Stored data:
---------------
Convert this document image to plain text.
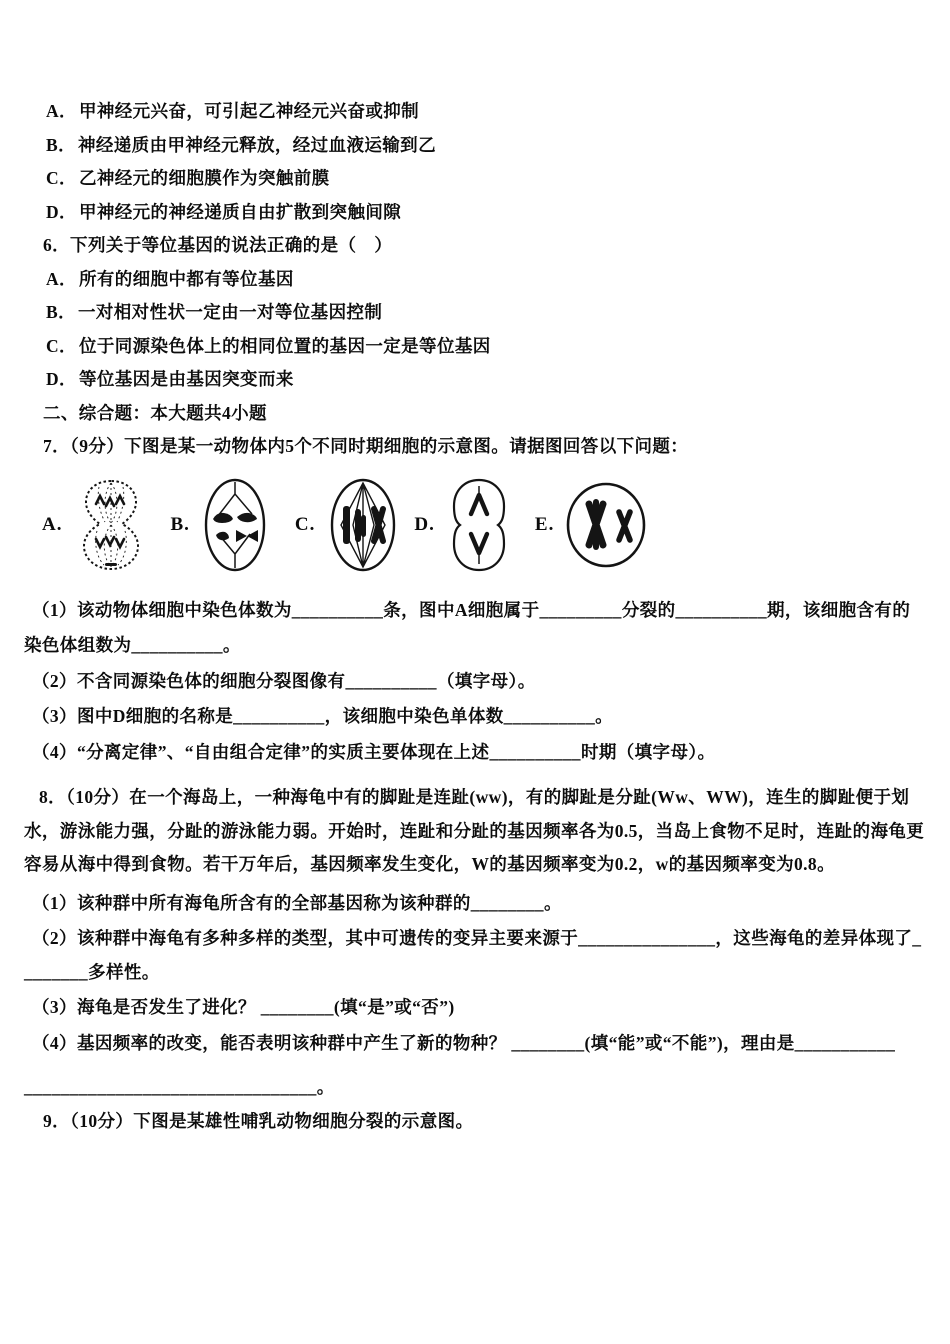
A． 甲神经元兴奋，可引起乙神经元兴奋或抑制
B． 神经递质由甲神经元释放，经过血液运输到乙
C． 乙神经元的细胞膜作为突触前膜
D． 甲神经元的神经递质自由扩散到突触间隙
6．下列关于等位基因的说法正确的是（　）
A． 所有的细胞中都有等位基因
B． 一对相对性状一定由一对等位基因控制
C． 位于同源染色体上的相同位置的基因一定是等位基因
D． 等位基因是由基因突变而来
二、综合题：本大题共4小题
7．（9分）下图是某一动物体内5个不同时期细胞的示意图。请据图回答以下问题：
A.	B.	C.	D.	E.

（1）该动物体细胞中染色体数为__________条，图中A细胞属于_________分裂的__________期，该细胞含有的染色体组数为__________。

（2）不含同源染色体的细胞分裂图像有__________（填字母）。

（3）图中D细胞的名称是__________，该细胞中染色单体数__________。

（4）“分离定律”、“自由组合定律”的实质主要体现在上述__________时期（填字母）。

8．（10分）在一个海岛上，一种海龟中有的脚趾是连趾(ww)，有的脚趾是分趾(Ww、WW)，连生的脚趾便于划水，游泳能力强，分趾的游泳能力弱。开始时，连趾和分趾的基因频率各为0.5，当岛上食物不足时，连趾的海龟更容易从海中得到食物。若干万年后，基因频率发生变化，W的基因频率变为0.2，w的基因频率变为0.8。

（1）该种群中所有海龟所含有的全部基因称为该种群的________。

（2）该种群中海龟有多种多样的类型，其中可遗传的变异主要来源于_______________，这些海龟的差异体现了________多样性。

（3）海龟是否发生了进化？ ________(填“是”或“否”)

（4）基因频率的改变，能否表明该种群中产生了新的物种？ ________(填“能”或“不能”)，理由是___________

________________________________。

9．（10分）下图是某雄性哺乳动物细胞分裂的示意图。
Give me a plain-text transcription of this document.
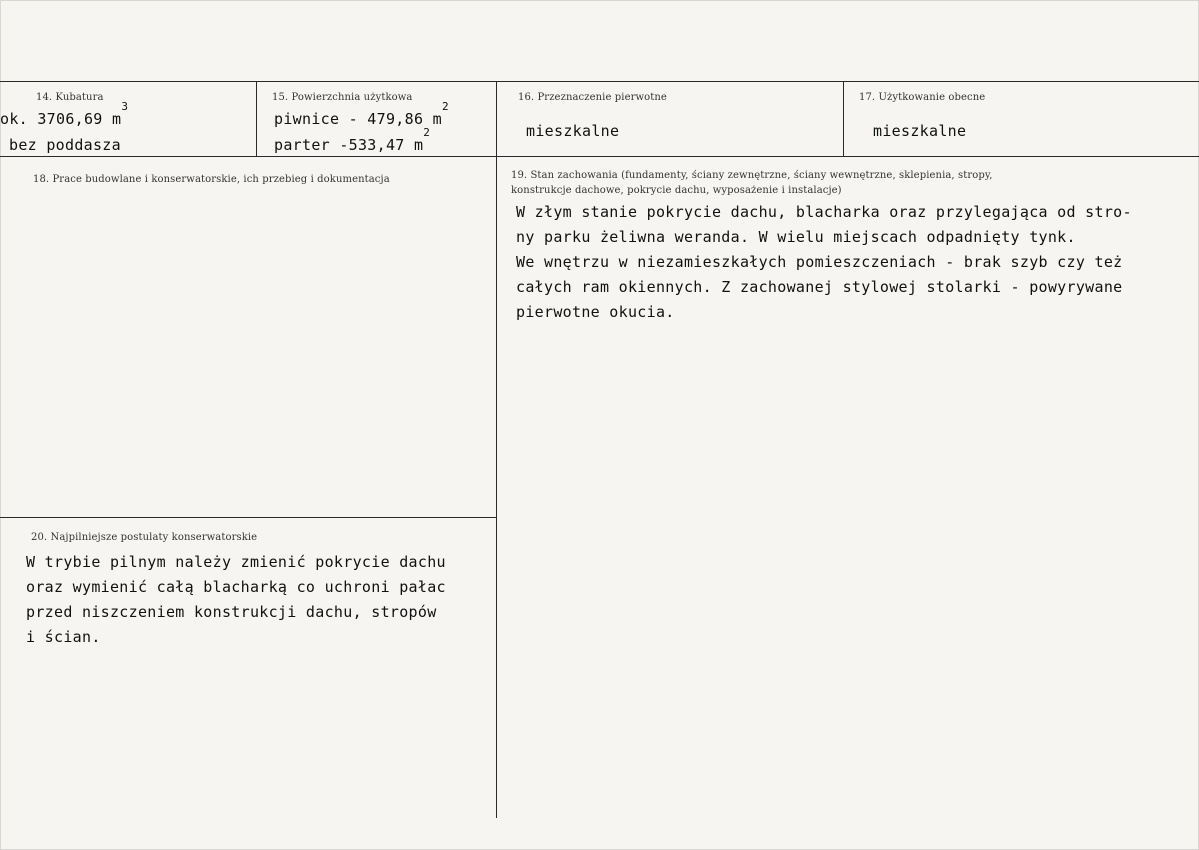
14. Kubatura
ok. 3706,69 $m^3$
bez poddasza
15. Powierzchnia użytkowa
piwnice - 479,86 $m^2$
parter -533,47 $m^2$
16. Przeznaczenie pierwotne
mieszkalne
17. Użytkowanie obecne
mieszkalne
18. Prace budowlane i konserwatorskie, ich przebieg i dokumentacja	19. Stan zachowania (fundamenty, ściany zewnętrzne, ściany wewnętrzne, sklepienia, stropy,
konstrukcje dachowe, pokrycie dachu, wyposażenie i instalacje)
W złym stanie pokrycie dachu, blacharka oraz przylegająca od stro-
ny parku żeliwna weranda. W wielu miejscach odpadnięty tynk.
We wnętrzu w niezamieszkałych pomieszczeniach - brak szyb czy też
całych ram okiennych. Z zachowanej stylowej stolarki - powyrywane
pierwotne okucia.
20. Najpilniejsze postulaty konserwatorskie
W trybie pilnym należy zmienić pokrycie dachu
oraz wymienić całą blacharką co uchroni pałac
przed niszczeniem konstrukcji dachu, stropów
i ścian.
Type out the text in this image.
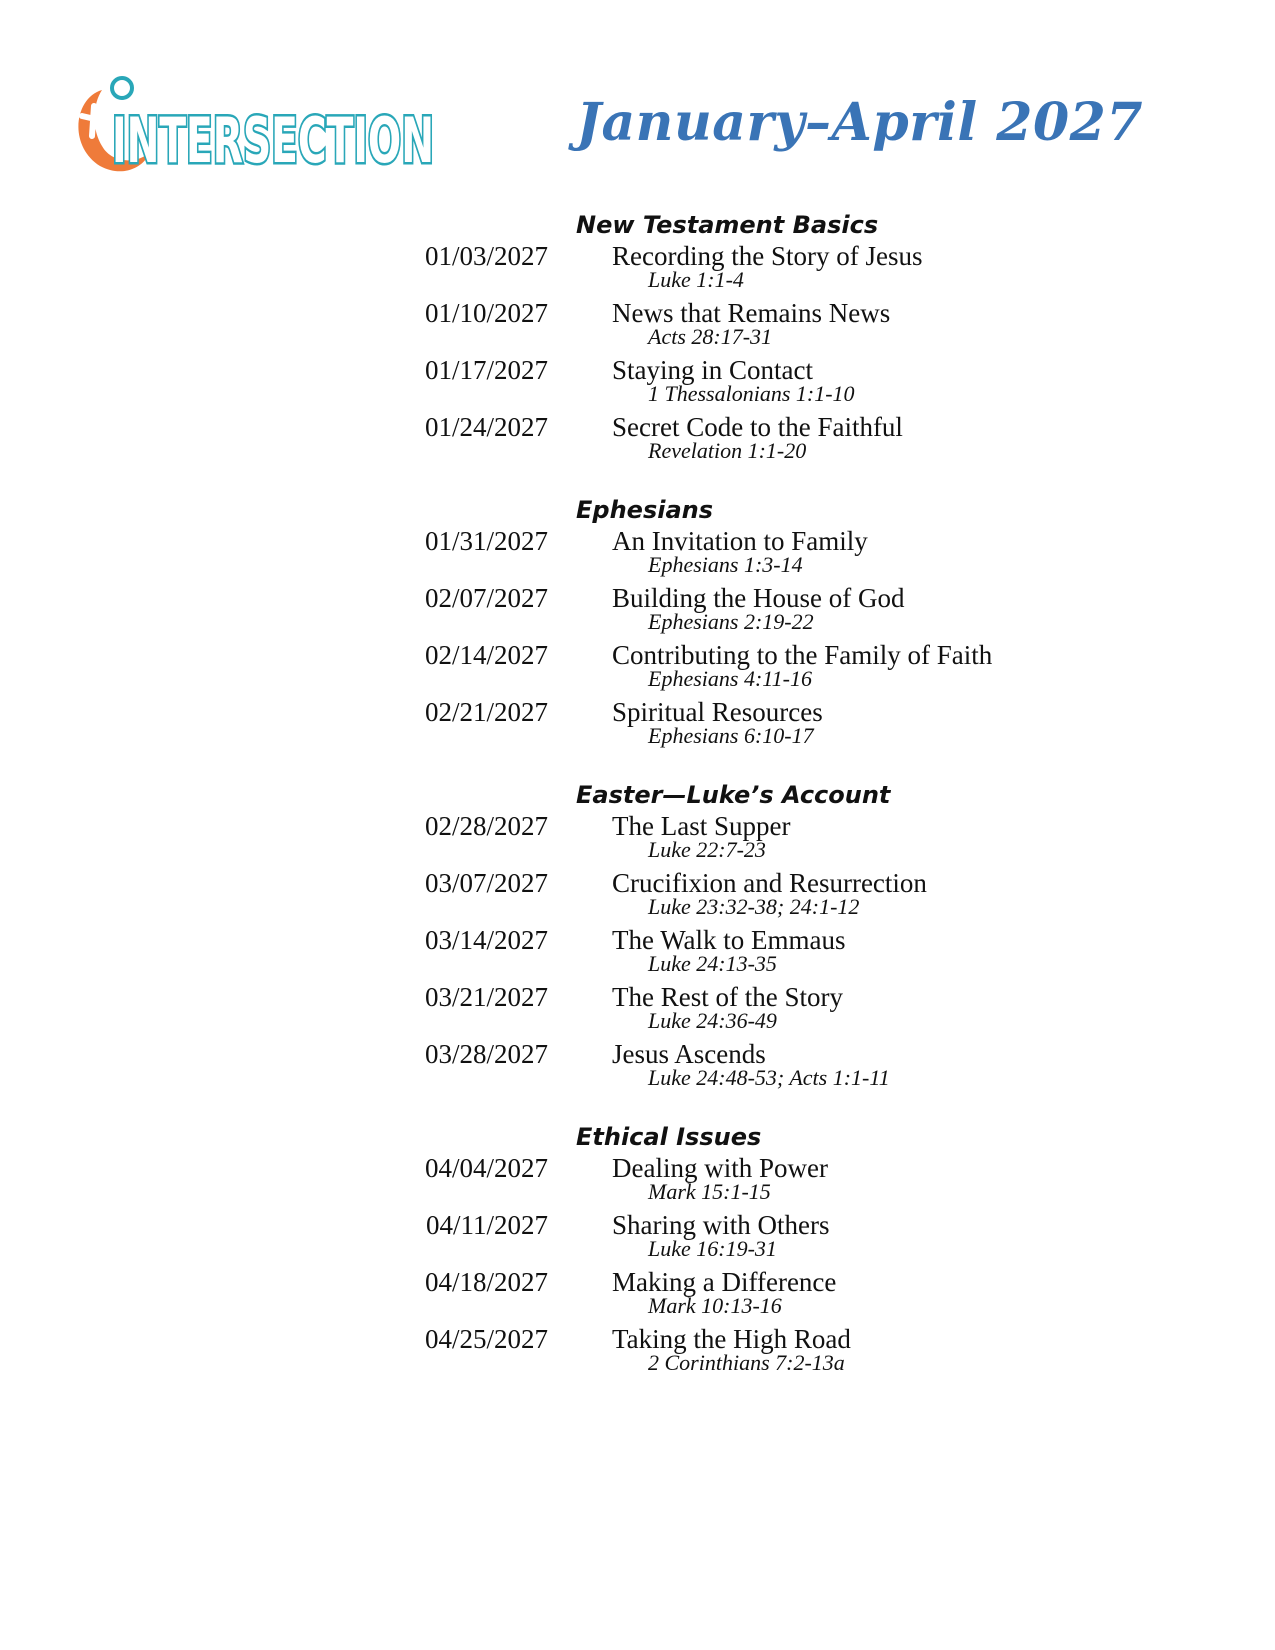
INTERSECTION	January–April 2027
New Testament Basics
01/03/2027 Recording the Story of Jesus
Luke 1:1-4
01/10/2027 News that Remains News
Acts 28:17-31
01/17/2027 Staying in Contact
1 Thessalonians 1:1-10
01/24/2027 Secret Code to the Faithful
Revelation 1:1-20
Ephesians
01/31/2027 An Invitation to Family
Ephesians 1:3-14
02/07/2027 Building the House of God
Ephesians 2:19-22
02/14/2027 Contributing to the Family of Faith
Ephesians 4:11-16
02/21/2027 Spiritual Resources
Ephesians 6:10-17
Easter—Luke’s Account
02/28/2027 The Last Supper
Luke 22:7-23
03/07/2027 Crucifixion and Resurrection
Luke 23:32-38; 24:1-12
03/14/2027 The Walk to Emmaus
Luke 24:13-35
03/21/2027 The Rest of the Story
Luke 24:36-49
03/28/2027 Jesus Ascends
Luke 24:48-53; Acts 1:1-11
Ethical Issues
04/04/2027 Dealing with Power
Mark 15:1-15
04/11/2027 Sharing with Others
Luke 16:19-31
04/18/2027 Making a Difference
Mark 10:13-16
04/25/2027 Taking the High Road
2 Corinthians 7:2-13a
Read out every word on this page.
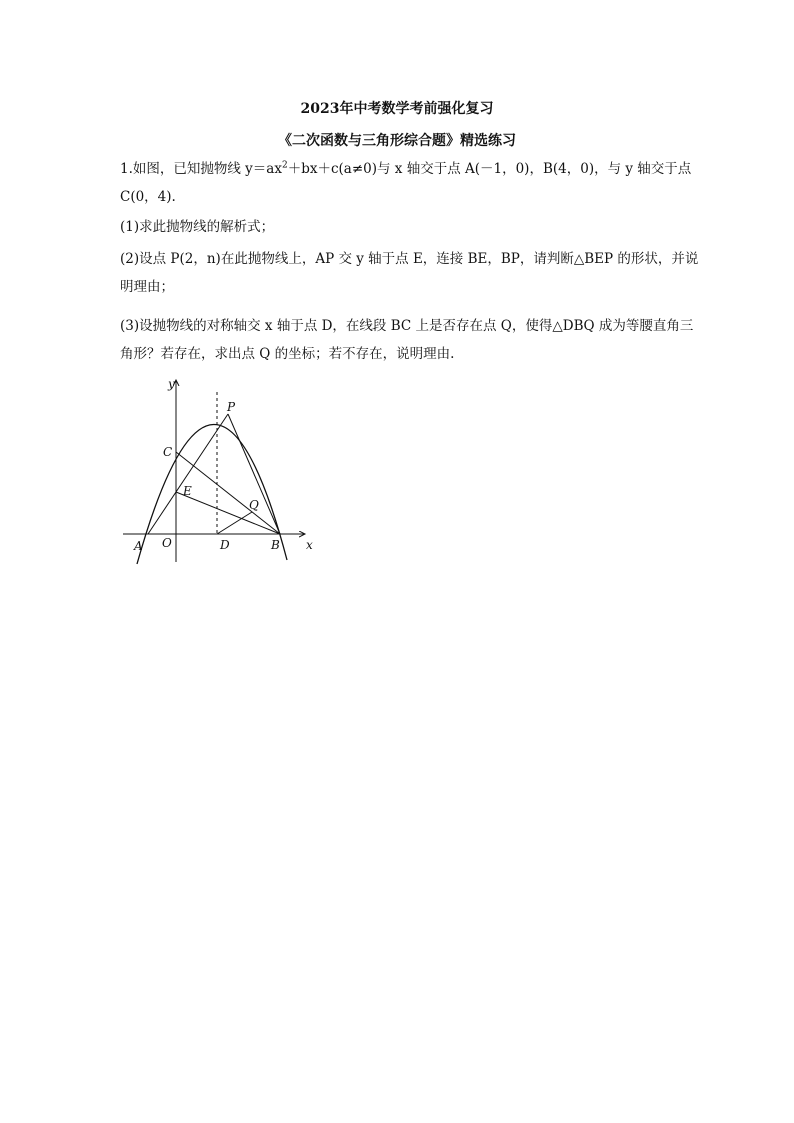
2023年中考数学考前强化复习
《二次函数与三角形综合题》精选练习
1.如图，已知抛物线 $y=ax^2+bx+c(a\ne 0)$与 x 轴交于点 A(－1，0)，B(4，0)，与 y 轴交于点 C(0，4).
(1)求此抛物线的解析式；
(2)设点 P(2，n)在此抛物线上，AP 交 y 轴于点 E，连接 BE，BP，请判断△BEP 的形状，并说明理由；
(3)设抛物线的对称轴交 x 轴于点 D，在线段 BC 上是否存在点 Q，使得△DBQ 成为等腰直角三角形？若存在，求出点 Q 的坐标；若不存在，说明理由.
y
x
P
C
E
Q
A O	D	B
---------------
Required work: Starting at the line that contains "Read out every word on this page.", write out every line through the final line of the entries, word for word; skip any pictures.

Response:
Read out every word on this page.
2023年中考数学考前强化复习
《二次函数与三角形综合题》精选练习
1.如图，已知抛物线 $y=ax^2+bx+c(a\ne 0)$与 x 轴交于点 A(－1，0)，B(4，0)，与 y 轴交于点 C(0，4).
(1)求此抛物线的解析式；
(2)设点 P(2，n)在此抛物线上，AP 交 y 轴于点 E，连接 BE，BP，请判断△BEP 的形状，并说明理由；
(3)设抛物线的对称轴交 x 轴于点 D，在线段 BC 上是否存在点 Q，使得△DBQ 成为等腰直角三角形？若存在，求出点 Q 的坐标；若不存在，说明理由.
y
x
P
C
E
Q
A O	D	B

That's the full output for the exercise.